Instructions for the task: Entries follow. Set all of them down as they stand.

Records
============
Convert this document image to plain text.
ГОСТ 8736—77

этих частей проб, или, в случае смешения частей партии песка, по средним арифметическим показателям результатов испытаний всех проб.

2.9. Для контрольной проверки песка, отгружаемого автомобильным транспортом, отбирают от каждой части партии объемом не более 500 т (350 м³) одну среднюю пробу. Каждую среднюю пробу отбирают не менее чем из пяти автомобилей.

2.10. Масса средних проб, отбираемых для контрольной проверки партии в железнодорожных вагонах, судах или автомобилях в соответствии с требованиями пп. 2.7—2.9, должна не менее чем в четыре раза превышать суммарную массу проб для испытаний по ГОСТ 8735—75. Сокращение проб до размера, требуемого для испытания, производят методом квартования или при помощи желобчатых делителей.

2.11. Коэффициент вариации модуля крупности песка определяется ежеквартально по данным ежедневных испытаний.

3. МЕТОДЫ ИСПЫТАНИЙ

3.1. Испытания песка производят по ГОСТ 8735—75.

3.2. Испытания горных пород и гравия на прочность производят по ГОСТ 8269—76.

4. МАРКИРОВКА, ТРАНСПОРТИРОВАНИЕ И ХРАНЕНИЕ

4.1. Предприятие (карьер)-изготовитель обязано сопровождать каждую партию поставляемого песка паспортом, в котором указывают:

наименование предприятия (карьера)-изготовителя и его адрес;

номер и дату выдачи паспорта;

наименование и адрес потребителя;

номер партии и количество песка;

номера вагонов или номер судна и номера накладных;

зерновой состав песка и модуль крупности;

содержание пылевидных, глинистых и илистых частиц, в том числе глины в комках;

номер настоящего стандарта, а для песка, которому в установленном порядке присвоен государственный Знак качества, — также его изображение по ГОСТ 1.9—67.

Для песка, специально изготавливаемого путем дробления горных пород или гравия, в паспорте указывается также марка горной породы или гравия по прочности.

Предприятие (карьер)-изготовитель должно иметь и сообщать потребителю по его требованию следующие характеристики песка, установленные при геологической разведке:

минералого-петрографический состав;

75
============
Written answer:
Convert this document image to plain text.
ГОСТ 8736—77

этих частей проб, или, в случае смешения частей партии песка, по средним арифметическим показателям результатов испытаний всех проб.

2.9. Для контрольной проверки песка, отгружаемого автомобильным транспортом, отбирают от каждой части партии объемом не более 500 т (350 м³) одну среднюю пробу. Каждую среднюю пробу отбирают не менее чем из пяти автомобилей.

2.10. Масса средних проб, отбираемых для контрольной проверки партии в железнодорожных вагонах, судах или автомобилях в соответствии с требованиями пп. 2.7—2.9, должна не менее чем в четыре раза превышать суммарную массу проб для испытаний по ГОСТ 8735—75. Сокращение проб до размера, требуемого для испытания, производят методом квартования или при помощи желобчатых делителей.

2.11. Коэффициент вариации модуля крупности песка определяется ежеквартально по данным ежедневных испытаний.

3. МЕТОДЫ ИСПЫТАНИЙ

3.1. Испытания песка производят по ГОСТ 8735—75.

3.2. Испытания горных пород и гравия на прочность производят по ГОСТ 8269—76.

4. МАРКИРОВКА, ТРАНСПОРТИРОВАНИЕ И ХРАНЕНИЕ

4.1. Предприятие (карьер)-изготовитель обязано сопровождать каждую партию поставляемого песка паспортом, в котором указывают:

наименование предприятия (карьера)-изготовителя и его адрес;

номер и дату выдачи паспорта;

наименование и адрес потребителя;

номер партии и количество песка;

номера вагонов или номер судна и номера накладных;

зерновой состав песка и модуль крупности;

содержание пылевидных, глинистых и илистых частиц, в том числе глины в комках;

номер настоящего стандарта, а для песка, которому в установленном порядке присвоен государственный Знак качества, — также его изображение по ГОСТ 1.9—67.

Для песка, специально изготавливаемого путем дробления горных пород или гравия, в паспорте указывается также марка горной породы или гравия по прочности.

Предприятие (карьер)-изготовитель должно иметь и сообщать потребителю по его требованию следующие характеристики песка, установленные при геологической разведке:

минералого-петрографический состав;

75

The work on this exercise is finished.